:: TO DO ::
Locate all lines with the word "Custom" and copy them out.

:: INPUT DATA ::
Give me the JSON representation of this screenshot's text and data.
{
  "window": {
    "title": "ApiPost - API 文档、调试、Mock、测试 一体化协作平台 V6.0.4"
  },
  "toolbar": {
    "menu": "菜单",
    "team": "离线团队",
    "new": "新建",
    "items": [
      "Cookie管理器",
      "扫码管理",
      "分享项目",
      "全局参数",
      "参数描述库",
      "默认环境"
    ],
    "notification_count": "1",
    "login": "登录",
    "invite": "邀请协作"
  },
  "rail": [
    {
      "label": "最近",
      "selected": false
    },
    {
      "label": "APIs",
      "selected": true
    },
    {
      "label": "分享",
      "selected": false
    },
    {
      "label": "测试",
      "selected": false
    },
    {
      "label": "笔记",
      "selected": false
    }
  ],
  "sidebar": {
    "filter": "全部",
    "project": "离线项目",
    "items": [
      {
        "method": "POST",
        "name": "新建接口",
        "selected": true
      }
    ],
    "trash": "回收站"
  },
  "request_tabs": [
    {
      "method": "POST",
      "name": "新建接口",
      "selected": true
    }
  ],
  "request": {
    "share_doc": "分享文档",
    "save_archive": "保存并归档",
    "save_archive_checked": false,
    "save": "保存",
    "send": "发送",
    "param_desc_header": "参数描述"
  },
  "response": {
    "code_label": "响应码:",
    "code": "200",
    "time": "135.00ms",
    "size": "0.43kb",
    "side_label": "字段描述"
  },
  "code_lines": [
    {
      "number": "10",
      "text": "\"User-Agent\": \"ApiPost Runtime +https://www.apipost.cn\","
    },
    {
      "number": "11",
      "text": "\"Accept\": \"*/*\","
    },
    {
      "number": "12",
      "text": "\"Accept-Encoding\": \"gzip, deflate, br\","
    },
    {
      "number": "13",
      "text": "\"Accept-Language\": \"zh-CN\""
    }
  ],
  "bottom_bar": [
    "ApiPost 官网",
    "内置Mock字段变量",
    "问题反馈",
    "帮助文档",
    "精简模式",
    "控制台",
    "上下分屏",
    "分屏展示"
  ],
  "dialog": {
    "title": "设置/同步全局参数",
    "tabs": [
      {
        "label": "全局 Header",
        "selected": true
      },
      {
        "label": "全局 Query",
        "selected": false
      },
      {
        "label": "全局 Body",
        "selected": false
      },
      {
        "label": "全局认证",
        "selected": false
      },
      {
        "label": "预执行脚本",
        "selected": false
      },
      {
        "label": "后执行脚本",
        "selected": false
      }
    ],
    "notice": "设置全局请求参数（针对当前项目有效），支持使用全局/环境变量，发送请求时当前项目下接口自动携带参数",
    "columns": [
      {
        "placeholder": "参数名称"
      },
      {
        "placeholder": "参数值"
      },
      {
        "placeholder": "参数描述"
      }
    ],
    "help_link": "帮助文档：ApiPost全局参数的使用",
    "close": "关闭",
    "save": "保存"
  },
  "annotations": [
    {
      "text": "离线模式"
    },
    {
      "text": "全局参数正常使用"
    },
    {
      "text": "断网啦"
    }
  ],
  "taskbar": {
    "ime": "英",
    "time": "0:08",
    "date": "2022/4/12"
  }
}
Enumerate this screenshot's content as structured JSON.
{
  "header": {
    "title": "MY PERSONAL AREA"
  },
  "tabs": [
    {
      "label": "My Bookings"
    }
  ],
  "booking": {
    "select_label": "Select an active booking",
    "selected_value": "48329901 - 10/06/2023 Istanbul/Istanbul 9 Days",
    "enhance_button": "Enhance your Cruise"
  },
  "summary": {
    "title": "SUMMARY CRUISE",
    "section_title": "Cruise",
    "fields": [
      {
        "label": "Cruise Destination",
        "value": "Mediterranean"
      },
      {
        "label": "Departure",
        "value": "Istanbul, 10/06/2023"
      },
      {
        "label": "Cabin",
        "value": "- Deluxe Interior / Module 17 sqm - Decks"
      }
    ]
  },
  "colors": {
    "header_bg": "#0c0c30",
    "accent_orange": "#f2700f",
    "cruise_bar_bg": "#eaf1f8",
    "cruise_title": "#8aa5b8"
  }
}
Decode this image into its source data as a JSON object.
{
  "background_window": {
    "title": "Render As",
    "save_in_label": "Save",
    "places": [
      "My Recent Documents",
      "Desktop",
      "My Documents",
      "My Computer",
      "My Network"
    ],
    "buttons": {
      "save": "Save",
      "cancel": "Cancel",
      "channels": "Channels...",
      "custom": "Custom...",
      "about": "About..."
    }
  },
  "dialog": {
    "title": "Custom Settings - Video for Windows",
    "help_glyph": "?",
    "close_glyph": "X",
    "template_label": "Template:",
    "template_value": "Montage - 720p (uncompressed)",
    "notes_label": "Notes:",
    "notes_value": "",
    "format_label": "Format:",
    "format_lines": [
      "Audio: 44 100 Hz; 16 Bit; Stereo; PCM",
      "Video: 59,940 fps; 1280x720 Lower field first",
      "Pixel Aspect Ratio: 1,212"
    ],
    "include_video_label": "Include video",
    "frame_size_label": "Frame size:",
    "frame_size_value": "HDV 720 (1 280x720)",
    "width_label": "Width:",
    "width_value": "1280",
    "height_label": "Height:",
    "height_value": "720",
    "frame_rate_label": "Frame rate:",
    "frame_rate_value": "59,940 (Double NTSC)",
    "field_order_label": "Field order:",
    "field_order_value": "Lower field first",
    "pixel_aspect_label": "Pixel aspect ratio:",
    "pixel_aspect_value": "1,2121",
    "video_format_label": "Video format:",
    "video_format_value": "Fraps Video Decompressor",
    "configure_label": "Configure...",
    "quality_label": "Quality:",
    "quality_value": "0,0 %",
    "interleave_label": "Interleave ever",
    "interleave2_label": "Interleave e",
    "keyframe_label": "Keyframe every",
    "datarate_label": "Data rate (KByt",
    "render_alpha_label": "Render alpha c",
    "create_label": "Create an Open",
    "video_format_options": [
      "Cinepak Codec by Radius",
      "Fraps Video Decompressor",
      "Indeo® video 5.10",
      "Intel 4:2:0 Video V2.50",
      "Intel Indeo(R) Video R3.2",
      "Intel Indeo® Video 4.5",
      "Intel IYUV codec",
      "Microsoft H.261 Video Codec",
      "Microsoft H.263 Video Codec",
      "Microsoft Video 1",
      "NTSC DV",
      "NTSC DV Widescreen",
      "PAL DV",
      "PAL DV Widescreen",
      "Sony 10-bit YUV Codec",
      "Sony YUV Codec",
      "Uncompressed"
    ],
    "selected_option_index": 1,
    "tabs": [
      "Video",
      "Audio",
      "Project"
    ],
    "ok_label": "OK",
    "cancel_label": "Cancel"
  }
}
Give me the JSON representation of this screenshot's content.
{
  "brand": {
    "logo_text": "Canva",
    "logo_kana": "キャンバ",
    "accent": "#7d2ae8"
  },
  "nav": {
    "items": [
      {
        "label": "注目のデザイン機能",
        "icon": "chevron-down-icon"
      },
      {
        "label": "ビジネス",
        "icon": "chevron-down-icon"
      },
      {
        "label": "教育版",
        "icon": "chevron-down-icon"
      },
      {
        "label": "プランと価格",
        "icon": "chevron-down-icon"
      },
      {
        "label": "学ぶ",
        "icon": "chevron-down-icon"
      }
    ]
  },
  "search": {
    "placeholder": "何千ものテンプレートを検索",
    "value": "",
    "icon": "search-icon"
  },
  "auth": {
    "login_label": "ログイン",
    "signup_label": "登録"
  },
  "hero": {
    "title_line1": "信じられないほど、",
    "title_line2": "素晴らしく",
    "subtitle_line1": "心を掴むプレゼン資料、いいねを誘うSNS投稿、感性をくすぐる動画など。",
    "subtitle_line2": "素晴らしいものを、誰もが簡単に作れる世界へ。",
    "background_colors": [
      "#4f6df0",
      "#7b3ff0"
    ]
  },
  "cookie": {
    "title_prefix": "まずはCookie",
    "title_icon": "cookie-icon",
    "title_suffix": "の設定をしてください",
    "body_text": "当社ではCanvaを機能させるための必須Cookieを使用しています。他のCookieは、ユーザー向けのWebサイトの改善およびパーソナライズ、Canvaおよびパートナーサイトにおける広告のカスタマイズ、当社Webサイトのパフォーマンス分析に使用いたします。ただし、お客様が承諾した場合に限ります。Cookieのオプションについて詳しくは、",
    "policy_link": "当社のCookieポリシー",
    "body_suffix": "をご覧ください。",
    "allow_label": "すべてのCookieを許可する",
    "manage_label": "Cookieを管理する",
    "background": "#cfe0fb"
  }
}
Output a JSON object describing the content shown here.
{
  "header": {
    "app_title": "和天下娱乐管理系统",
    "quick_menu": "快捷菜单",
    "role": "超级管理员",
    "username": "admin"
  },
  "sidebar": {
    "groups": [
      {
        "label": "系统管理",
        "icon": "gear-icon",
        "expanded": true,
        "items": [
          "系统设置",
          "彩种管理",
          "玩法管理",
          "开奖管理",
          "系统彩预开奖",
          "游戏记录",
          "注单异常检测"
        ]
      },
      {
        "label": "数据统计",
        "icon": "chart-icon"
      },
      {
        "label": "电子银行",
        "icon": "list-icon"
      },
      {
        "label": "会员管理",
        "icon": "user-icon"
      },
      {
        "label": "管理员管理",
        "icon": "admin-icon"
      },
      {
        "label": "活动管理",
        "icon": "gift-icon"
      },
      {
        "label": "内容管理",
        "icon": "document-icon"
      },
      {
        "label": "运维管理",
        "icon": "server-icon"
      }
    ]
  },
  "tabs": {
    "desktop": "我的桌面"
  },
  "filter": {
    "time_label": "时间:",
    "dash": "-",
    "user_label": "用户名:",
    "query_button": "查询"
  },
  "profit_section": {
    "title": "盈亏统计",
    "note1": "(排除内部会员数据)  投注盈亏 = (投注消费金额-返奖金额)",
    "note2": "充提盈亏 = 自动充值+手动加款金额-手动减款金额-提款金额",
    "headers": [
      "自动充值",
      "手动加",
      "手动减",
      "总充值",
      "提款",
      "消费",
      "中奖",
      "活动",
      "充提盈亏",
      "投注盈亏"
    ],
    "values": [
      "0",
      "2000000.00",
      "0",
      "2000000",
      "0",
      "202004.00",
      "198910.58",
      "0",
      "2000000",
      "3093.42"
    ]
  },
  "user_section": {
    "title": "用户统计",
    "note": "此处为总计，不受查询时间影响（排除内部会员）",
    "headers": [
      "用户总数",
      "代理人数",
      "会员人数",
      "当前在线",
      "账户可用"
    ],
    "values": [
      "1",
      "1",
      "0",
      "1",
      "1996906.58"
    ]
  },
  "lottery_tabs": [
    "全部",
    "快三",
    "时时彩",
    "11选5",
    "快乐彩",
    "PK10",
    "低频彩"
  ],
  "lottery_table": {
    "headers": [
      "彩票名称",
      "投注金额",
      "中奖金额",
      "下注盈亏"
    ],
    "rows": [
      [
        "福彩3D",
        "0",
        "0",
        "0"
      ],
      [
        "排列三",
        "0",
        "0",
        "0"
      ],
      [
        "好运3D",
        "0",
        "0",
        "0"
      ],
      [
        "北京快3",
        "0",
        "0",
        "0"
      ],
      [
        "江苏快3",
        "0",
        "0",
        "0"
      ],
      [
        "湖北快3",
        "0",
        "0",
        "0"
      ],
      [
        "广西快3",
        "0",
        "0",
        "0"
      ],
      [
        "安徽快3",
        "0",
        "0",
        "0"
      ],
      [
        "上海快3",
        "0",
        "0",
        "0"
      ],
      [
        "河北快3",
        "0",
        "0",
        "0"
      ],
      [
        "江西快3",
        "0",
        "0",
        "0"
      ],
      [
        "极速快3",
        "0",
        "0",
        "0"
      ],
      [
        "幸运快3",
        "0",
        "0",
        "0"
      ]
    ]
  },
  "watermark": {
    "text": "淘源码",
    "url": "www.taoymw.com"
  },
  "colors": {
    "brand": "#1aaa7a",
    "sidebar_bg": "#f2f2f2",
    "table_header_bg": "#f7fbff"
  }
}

:: CORRECT OUTPUT ::
      "custom": "Custom...",
    "title": "Custom Settings - Video for Windows",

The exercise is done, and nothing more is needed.